START Supplied material
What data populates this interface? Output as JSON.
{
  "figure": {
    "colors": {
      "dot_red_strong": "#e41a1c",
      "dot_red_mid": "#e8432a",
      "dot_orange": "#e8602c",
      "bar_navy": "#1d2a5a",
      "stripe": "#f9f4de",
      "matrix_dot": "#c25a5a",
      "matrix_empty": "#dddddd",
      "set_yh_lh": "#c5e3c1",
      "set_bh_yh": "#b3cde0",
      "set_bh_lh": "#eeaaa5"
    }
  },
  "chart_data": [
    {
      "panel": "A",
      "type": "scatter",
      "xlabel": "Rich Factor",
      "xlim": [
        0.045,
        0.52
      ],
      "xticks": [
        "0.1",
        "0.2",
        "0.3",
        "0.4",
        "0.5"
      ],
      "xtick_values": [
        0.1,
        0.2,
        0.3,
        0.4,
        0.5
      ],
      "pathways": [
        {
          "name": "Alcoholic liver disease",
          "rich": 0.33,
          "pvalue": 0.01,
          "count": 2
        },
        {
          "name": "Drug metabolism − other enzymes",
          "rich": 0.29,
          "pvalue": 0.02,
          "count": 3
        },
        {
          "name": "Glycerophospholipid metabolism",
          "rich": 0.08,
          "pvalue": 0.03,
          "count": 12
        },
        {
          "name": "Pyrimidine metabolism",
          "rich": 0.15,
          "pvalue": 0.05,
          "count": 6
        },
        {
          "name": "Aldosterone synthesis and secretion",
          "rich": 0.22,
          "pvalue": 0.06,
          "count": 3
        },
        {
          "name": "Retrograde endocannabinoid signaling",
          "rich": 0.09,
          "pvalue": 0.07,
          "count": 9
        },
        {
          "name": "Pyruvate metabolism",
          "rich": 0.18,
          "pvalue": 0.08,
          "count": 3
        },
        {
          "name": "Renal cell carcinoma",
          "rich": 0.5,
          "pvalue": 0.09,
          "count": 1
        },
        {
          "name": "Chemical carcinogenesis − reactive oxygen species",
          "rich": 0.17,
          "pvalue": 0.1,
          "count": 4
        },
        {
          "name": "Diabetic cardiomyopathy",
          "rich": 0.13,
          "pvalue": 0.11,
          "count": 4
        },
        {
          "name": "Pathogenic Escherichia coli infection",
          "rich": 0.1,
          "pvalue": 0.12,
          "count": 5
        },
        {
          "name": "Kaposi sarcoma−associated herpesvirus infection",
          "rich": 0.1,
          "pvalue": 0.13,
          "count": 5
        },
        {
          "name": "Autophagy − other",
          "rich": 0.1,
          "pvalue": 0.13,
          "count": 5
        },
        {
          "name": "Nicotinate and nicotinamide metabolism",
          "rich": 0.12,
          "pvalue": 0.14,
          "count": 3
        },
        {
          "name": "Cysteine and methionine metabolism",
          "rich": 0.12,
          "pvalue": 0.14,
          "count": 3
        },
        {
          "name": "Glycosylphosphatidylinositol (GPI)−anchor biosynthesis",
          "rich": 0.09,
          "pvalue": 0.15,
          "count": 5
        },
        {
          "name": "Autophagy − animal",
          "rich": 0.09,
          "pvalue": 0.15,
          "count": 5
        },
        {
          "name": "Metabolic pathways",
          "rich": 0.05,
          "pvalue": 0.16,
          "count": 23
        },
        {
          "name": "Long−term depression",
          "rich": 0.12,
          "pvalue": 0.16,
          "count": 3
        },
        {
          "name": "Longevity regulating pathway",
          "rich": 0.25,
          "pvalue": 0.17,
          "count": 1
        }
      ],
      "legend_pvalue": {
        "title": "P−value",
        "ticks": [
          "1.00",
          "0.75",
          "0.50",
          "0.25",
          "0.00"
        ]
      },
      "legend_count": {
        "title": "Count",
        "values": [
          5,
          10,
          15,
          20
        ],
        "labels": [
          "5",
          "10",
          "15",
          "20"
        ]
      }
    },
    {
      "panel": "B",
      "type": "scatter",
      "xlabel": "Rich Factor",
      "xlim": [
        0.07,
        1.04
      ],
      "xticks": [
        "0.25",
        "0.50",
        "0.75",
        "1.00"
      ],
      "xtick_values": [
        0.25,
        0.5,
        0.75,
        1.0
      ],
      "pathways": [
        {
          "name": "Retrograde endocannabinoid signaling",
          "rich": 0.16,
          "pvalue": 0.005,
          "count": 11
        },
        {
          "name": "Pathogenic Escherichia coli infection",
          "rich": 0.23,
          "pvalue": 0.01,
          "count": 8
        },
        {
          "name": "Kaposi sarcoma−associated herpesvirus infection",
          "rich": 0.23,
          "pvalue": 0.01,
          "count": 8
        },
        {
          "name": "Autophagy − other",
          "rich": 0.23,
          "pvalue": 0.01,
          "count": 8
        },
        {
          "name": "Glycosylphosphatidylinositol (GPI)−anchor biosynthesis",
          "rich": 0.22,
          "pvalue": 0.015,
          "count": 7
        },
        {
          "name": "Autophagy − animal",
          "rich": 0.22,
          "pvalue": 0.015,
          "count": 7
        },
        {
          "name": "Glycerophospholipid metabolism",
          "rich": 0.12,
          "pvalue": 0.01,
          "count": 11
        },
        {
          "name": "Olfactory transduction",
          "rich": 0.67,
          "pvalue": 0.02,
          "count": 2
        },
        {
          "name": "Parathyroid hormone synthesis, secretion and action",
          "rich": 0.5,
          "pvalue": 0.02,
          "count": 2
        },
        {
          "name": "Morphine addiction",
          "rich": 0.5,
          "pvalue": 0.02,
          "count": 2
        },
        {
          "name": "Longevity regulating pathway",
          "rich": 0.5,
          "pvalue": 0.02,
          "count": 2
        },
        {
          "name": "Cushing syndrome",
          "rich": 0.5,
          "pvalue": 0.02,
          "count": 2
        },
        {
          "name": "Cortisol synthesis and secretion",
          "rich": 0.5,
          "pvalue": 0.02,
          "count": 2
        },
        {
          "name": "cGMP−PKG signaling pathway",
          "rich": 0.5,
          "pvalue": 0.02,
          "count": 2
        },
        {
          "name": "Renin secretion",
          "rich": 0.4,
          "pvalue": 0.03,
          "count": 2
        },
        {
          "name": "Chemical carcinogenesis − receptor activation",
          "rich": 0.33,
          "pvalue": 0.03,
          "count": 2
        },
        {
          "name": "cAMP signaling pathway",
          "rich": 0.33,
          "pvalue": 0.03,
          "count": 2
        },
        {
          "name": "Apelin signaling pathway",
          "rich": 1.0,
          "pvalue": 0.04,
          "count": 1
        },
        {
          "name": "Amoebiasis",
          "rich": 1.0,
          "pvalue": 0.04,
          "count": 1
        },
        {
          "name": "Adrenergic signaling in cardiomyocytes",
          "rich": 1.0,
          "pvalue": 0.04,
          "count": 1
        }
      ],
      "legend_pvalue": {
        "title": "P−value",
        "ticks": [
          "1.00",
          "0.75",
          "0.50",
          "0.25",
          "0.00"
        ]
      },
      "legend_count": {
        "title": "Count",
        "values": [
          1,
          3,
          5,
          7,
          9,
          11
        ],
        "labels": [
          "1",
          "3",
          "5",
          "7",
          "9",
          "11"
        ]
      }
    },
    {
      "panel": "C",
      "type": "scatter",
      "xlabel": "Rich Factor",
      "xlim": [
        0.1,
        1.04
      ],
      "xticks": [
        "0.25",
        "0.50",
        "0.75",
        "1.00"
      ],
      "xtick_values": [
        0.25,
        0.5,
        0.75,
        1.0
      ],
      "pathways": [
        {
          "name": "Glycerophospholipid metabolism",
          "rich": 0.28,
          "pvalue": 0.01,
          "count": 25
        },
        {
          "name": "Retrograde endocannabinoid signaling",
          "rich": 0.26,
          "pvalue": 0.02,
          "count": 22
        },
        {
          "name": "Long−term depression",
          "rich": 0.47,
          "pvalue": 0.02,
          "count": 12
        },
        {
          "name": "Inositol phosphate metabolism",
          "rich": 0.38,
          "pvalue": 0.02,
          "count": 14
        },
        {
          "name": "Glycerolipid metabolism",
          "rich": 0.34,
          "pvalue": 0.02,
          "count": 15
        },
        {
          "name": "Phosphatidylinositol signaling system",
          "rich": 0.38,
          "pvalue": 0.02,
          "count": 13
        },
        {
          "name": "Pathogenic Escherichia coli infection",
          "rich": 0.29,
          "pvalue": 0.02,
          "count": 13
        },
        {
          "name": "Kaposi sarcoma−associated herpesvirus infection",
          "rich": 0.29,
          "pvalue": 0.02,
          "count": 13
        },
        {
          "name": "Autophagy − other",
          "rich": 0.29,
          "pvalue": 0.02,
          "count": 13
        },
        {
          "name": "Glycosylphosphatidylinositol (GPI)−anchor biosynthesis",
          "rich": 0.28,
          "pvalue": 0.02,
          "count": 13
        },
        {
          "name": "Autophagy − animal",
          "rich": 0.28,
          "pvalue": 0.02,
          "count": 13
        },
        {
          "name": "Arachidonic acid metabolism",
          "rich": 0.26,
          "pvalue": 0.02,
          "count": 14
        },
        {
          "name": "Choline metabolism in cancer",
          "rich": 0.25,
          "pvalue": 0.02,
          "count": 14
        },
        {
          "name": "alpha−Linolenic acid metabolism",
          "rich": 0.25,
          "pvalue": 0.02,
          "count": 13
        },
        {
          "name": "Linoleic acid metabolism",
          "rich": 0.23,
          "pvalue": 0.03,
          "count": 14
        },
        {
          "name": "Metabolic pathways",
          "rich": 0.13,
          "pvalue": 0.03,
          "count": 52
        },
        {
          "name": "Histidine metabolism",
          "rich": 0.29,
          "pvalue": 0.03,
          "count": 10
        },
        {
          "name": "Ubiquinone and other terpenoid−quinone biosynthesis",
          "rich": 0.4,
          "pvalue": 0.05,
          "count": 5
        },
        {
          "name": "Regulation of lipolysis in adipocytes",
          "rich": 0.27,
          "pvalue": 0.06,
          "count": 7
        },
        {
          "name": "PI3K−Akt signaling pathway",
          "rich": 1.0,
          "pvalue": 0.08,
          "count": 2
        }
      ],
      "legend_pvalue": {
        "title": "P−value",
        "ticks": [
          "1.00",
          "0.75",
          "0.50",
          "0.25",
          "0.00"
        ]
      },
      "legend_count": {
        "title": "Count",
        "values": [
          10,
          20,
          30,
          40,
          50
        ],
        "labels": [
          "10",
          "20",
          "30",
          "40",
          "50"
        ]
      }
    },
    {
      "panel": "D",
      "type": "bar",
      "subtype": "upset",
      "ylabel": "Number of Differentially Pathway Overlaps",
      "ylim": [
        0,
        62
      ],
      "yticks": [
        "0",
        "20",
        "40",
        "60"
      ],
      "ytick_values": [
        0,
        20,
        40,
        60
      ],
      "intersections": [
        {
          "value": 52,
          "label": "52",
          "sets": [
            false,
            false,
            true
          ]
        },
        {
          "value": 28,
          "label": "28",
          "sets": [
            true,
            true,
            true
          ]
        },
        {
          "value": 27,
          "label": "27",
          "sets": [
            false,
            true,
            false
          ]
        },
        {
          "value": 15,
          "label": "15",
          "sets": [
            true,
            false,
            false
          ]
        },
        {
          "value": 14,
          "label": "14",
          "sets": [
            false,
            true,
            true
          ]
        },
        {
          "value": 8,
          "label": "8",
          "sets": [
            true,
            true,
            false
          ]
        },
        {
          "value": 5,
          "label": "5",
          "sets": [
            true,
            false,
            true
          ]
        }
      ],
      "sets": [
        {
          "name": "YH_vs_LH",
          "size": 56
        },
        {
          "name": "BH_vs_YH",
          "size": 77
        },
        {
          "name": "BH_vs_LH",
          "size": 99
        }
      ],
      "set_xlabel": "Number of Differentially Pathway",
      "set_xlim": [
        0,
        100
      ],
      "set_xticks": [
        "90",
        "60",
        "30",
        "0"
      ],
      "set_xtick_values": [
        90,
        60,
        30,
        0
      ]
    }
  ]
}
END Supplied material
_Work to be completed_:
Count the lines above holding "secretion". Give only the number.

_Output of the task_:
4